▶ **WHAT TO PRODUCE**:
Copy out each line exactly; pictures stay out of the copy.

▶ **TASK DATA**:
----------

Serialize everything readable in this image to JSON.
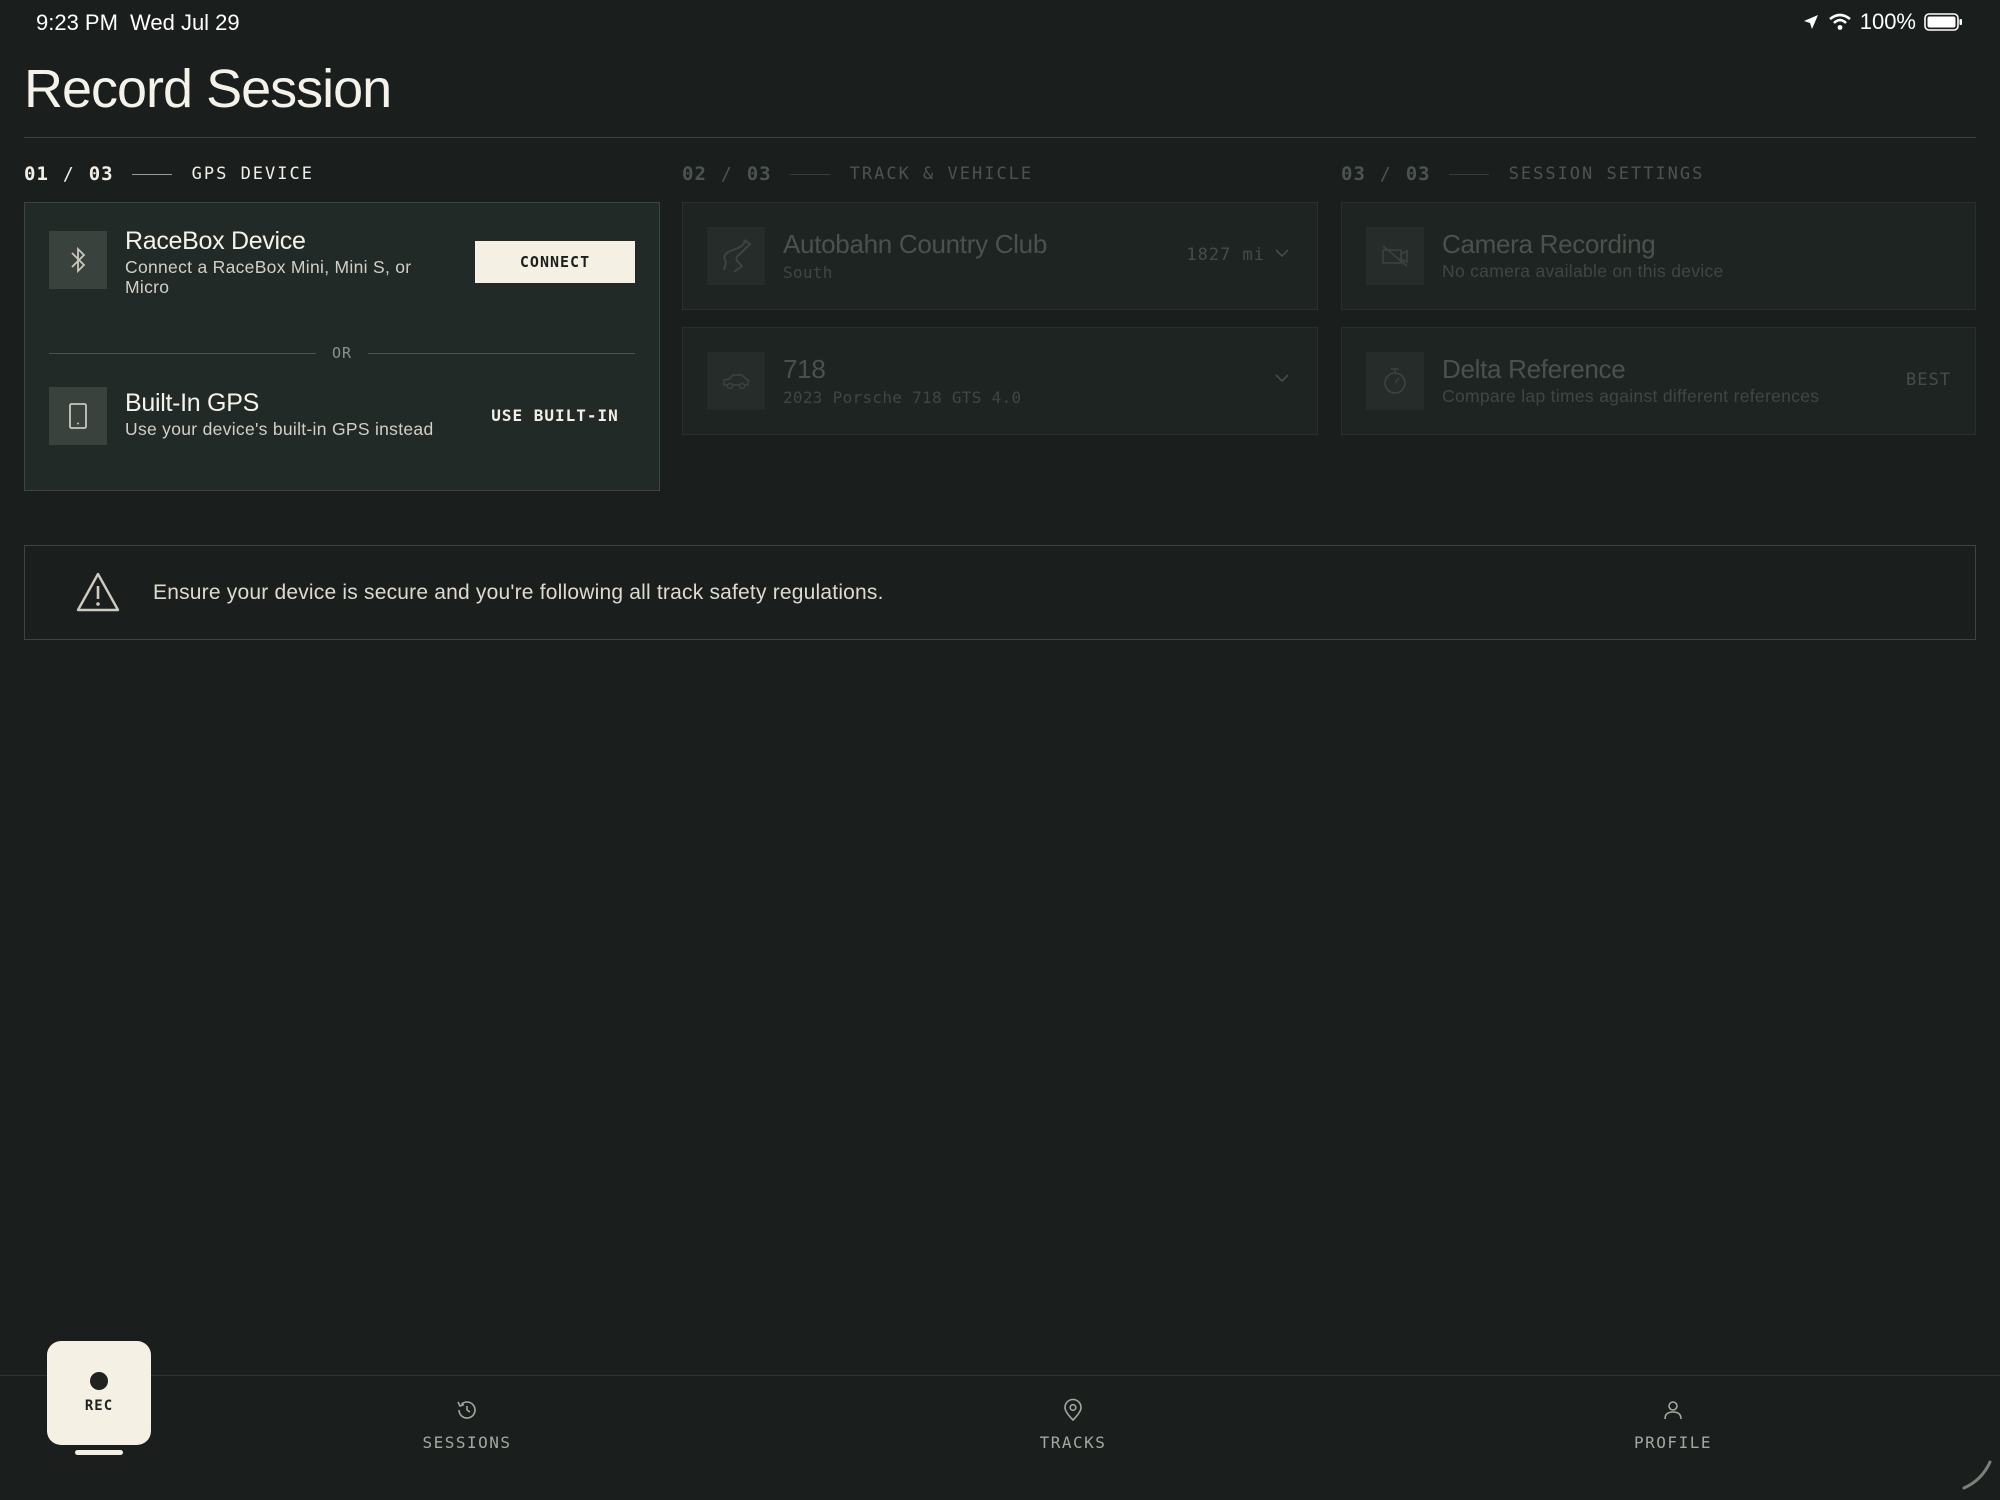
{
  "status_bar": {
    "time": "9:23 PM",
    "date": "Wed Jul 29",
    "battery": "100%"
  },
  "page": {
    "title": "Record Session"
  },
  "steps": [
    {
      "num": "01",
      "total": "03",
      "label": "GPS DEVICE"
    },
    {
      "num": "02",
      "total": "03",
      "label": "TRACK & VEHICLE"
    },
    {
      "num": "03",
      "total": "03",
      "label": "SESSION SETTINGS"
    }
  ],
  "gps": {
    "racebox": {
      "title": "RaceBox Device",
      "subtitle_line1": "Connect a RaceBox Mini, Mini S, or",
      "subtitle_line2": "Micro",
      "button": "CONNECT"
    },
    "or": "OR",
    "builtin": {
      "title": "Built-In GPS",
      "subtitle": "Use your device's built-in GPS instead",
      "button": "USE BUILT-IN"
    }
  },
  "track": {
    "name": "Autobahn Country Club",
    "config": "South",
    "distance": "1827 mi"
  },
  "vehicle": {
    "name": "718",
    "detail": "2023 Porsche 718 GTS 4.0"
  },
  "camera": {
    "title": "Camera Recording",
    "subtitle": "No camera available on this device"
  },
  "delta": {
    "title": "Delta Reference",
    "subtitle": "Compare lap times against different references",
    "value": "BEST"
  },
  "warning": {
    "text": "Ensure your device is secure and you're following all track safety regulations."
  },
  "nav": {
    "rec": "REC",
    "sessions": "SESSIONS",
    "tracks": "TRACKS",
    "profile": "PROFILE"
  },
  "colors": {
    "background": "#1a1f1d",
    "accent": "#f4f0e4",
    "card": "#222a27"
  }
}
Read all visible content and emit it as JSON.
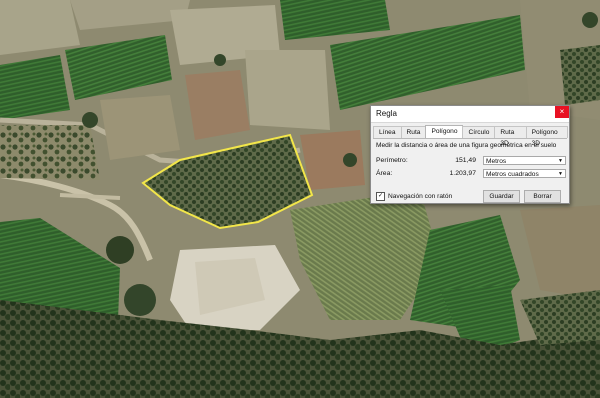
{
  "dialog": {
    "title": "Regla",
    "close_glyph": "×",
    "tabs": [
      "Línea",
      "Ruta",
      "Polígono",
      "Círculo",
      "Ruta 3D",
      "Polígono 3D"
    ],
    "active_tab": "Polígono",
    "description": "Medir la distancia o área de una figura geométrica en el suelo",
    "perimeter": {
      "label": "Perímetro:",
      "value": "151,49",
      "unit": "Metros"
    },
    "area": {
      "label": "Área:",
      "value": "1.203,97",
      "unit": "Metros cuadrados"
    },
    "mouse_nav": {
      "label": "Navegación con ratón",
      "checked": true
    },
    "save_label": "Guardar",
    "clear_label": "Borrar"
  },
  "map": {
    "type": "satellite-imagery",
    "polygon_color": "#f2e64a"
  }
}
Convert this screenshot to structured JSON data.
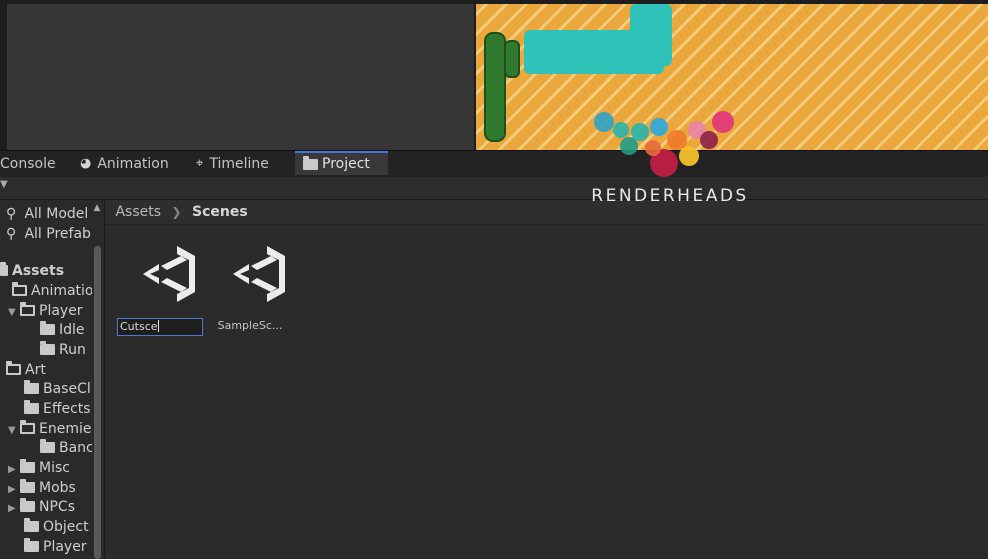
{
  "tabs": [
    {
      "label": "Console",
      "icon": "console-icon"
    },
    {
      "label": "Animation",
      "icon": "animation-icon"
    },
    {
      "label": "Timeline",
      "icon": "timeline-icon"
    },
    {
      "label": "Project",
      "icon": "folder-icon",
      "active": true
    }
  ],
  "favorites": [
    {
      "label": "All Model",
      "icon": "search-icon"
    },
    {
      "label": "All Prefab",
      "icon": "search-icon"
    }
  ],
  "tree": [
    {
      "label": "Assets",
      "bold": true
    },
    {
      "label": "Animation"
    },
    {
      "label": "Player",
      "expanded": true
    },
    {
      "label": "Idle"
    },
    {
      "label": "Run"
    },
    {
      "label": "Art"
    },
    {
      "label": "BaseCl"
    },
    {
      "label": "Effects"
    },
    {
      "label": "Enemie",
      "expanded": true
    },
    {
      "label": "Banc"
    },
    {
      "label": "Misc"
    },
    {
      "label": "Mobs"
    },
    {
      "label": "NPCs"
    },
    {
      "label": "Object"
    },
    {
      "label": "Player"
    }
  ],
  "breadcrumb": [
    "Assets",
    "Scenes"
  ],
  "assets": [
    {
      "name": "Cutsce",
      "icon": "unity-scene-icon",
      "editing": true
    },
    {
      "name": "SampleSc...",
      "icon": "unity-scene-icon",
      "editing": false
    }
  ],
  "watermark": {
    "text": "RENDERHEADS",
    "colors": [
      "#2fa3c9",
      "#27b5ae",
      "#1f9c86",
      "#ef7a2a",
      "#f3c02d",
      "#e23a78",
      "#c02045",
      "#8e1f4a"
    ]
  }
}
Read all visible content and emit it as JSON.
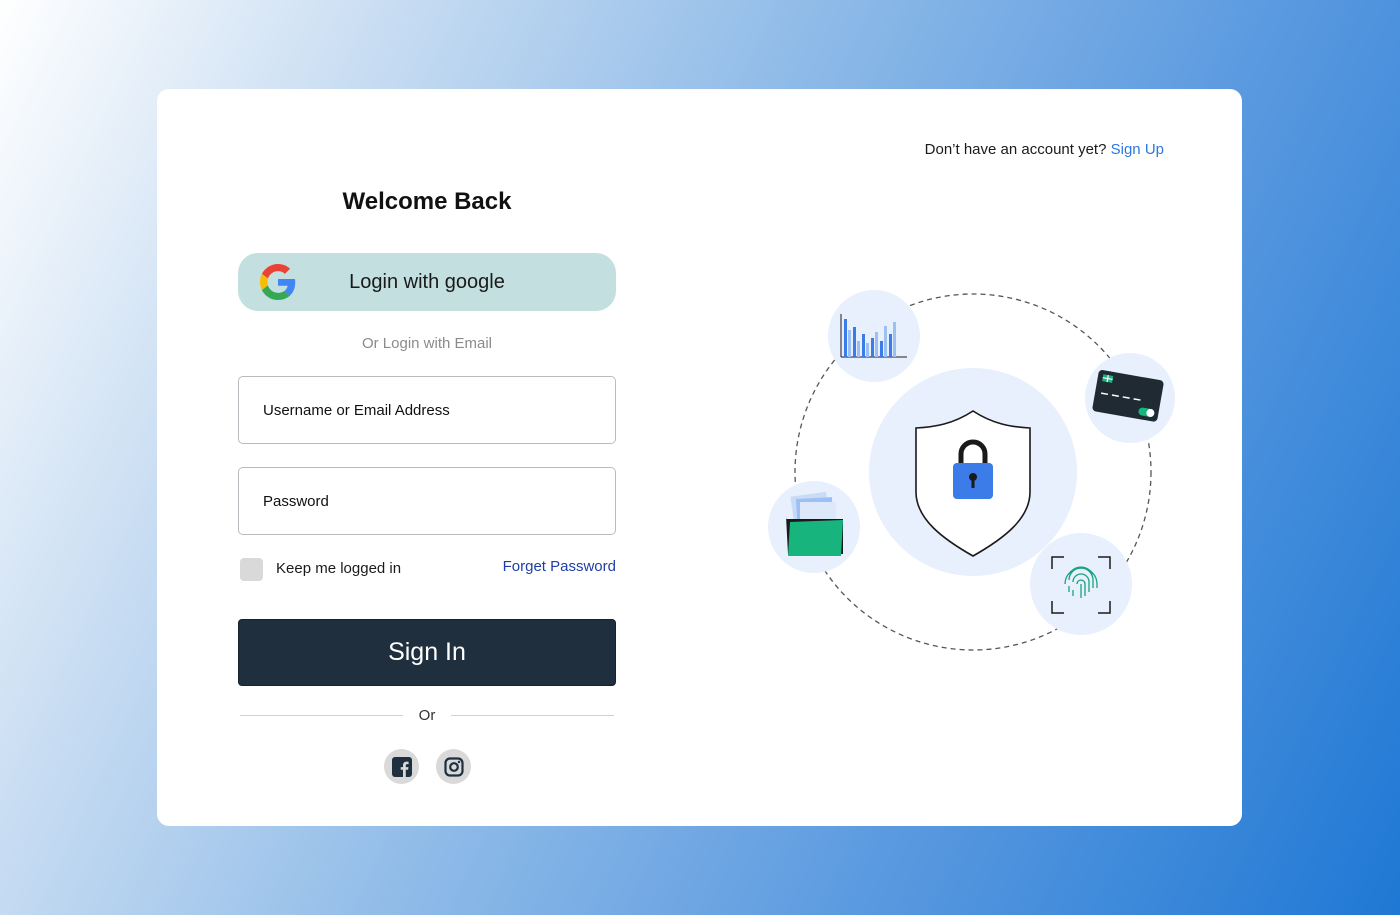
{
  "header": {
    "signup_prompt": "Don’t have an account yet?",
    "signup_link": "Sign Up"
  },
  "login": {
    "title": "Welcome Back",
    "google_label": "Login with google",
    "or_email": "Or Login with Email",
    "username_placeholder": "Username or Email Address",
    "password_placeholder": "Password",
    "keep_logged_in": "Keep me logged in",
    "forget_password": "Forget Password",
    "sign_in": "Sign In",
    "or_divider": "Or"
  },
  "social": {
    "icons": [
      "facebook-icon",
      "instagram-icon"
    ]
  },
  "illustration": {
    "icons": [
      "bar-chart-icon",
      "credit-card-icon",
      "shield-lock-icon",
      "folder-icon",
      "fingerprint-icon"
    ]
  },
  "colors": {
    "link": "#2a79e0",
    "forget_link": "#1f3fa8",
    "google_button_bg": "#c4dfe0",
    "sign_in_bg": "#1f2f3d",
    "lock_blue": "#3b7ce8",
    "folder_green": "#17b57d",
    "fingerprint_green": "#18a37a"
  }
}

----------

▶ **WRITTEN RESPONSE**:
Serialize everything readable in this image to JSON.
{
  "status_bar": {
    "time": "9:23 PM",
    "date": "Wed Jul 29",
    "battery": "100%"
  },
  "page": {
    "title": "Record Session"
  },
  "steps": [
    {
      "num": "01",
      "total": "03",
      "label": "GPS DEVICE"
    },
    {
      "num": "02",
      "total": "03",
      "label": "TRACK & VEHICLE"
    },
    {
      "num": "03",
      "total": "03",
      "label": "SESSION SETTINGS"
    }
  ],
  "gps": {
    "racebox": {
      "title": "RaceBox Device",
      "subtitle_line1": "Connect a RaceBox Mini, Mini S, or",
      "subtitle_line2": "Micro",
      "button": "CONNECT"
    },
    "or": "OR",
    "builtin": {
      "title": "Built-In GPS",
      "subtitle": "Use your device's built-in GPS instead",
      "button": "USE BUILT-IN"
    }
  },
  "track": {
    "name": "Autobahn Country Club",
    "config": "South",
    "distance": "1827 mi"
  },
  "vehicle": {
    "name": "718",
    "detail": "2023 Porsche 718 GTS 4.0"
  },
  "camera": {
    "title": "Camera Recording",
    "subtitle": "No camera available on this device"
  },
  "delta": {
    "title": "Delta Reference",
    "subtitle": "Compare lap times against different references",
    "value": "BEST"
  },
  "warning": {
    "text": "Ensure your device is secure and you're following all track safety regulations."
  },
  "nav": {
    "rec": "REC",
    "sessions": "SESSIONS",
    "tracks": "TRACKS",
    "profile": "PROFILE"
  },
  "colors": {
    "background": "#1a1f1d",
    "accent": "#f4f0e4",
    "card": "#222a27"
  }
}
Read all visible content and emit it as JSON.
{
  "dialog": {
    "title": "Regla",
    "close_glyph": "×",
    "tabs": [
      "Línea",
      "Ruta",
      "Polígono",
      "Círculo",
      "Ruta 3D",
      "Polígono 3D"
    ],
    "active_tab": "Polígono",
    "description": "Medir la distancia o área de una figura geométrica en el suelo",
    "perimeter": {
      "label": "Perímetro:",
      "value": "151,49",
      "unit": "Metros"
    },
    "area": {
      "label": "Área:",
      "value": "1.203,97",
      "unit": "Metros cuadrados"
    },
    "mouse_nav": {
      "label": "Navegación con ratón",
      "checked": true
    },
    "save_label": "Guardar",
    "clear_label": "Borrar"
  },
  "map": {
    "type": "satellite-imagery",
    "polygon_color": "#f2e64a"
  }
}
Convert this screenshot to structured JSON data.
{
  "tabs": [
    {
      "label": "Console",
      "icon": "console-icon"
    },
    {
      "label": "Animation",
      "icon": "animation-icon"
    },
    {
      "label": "Timeline",
      "icon": "timeline-icon"
    },
    {
      "label": "Project",
      "icon": "folder-icon",
      "active": true
    }
  ],
  "favorites": [
    {
      "label": "All Model",
      "icon": "search-icon"
    },
    {
      "label": "All Prefab",
      "icon": "search-icon"
    }
  ],
  "tree": [
    {
      "label": "Assets",
      "bold": true
    },
    {
      "label": "Animation"
    },
    {
      "label": "Player",
      "expanded": true
    },
    {
      "label": "Idle"
    },
    {
      "label": "Run"
    },
    {
      "label": "Art"
    },
    {
      "label": "BaseCl"
    },
    {
      "label": "Effects"
    },
    {
      "label": "Enemie",
      "expanded": true
    },
    {
      "label": "Banc"
    },
    {
      "label": "Misc"
    },
    {
      "label": "Mobs"
    },
    {
      "label": "NPCs"
    },
    {
      "label": "Object"
    },
    {
      "label": "Player"
    }
  ],
  "breadcrumb": [
    "Assets",
    "Scenes"
  ],
  "assets": [
    {
      "name": "Cutsce",
      "icon": "unity-scene-icon",
      "editing": true
    },
    {
      "name": "SampleSc...",
      "icon": "unity-scene-icon",
      "editing": false
    }
  ],
  "watermark": {
    "text": "RENDERHEADS",
    "colors": [
      "#2fa3c9",
      "#27b5ae",
      "#1f9c86",
      "#ef7a2a",
      "#f3c02d",
      "#e23a78",
      "#c02045",
      "#8e1f4a"
    ]
  }
}
Read all visible content and emit it as JSON.
{
  "header": {
    "signup_prompt": "Don’t have an account yet?",
    "signup_link": "Sign Up"
  },
  "login": {
    "title": "Welcome Back",
    "google_label": "Login with google",
    "or_email": "Or Login with Email",
    "username_placeholder": "Username or Email Address",
    "password_placeholder": "Password",
    "keep_logged_in": "Keep me logged in",
    "forget_password": "Forget Password",
    "sign_in": "Sign In",
    "or_divider": "Or"
  },
  "social": {
    "icons": [
      "facebook-icon",
      "instagram-icon"
    ]
  },
  "illustration": {
    "icons": [
      "bar-chart-icon",
      "credit-card-icon",
      "shield-lock-icon",
      "folder-icon",
      "fingerprint-icon"
    ]
  },
  "colors": {
    "link": "#2a79e0",
    "forget_link": "#1f3fa8",
    "google_button_bg": "#c4dfe0",
    "sign_in_bg": "#1f2f3d",
    "lock_blue": "#3b7ce8",
    "folder_green": "#17b57d",
    "fingerprint_green": "#18a37a"
  }
}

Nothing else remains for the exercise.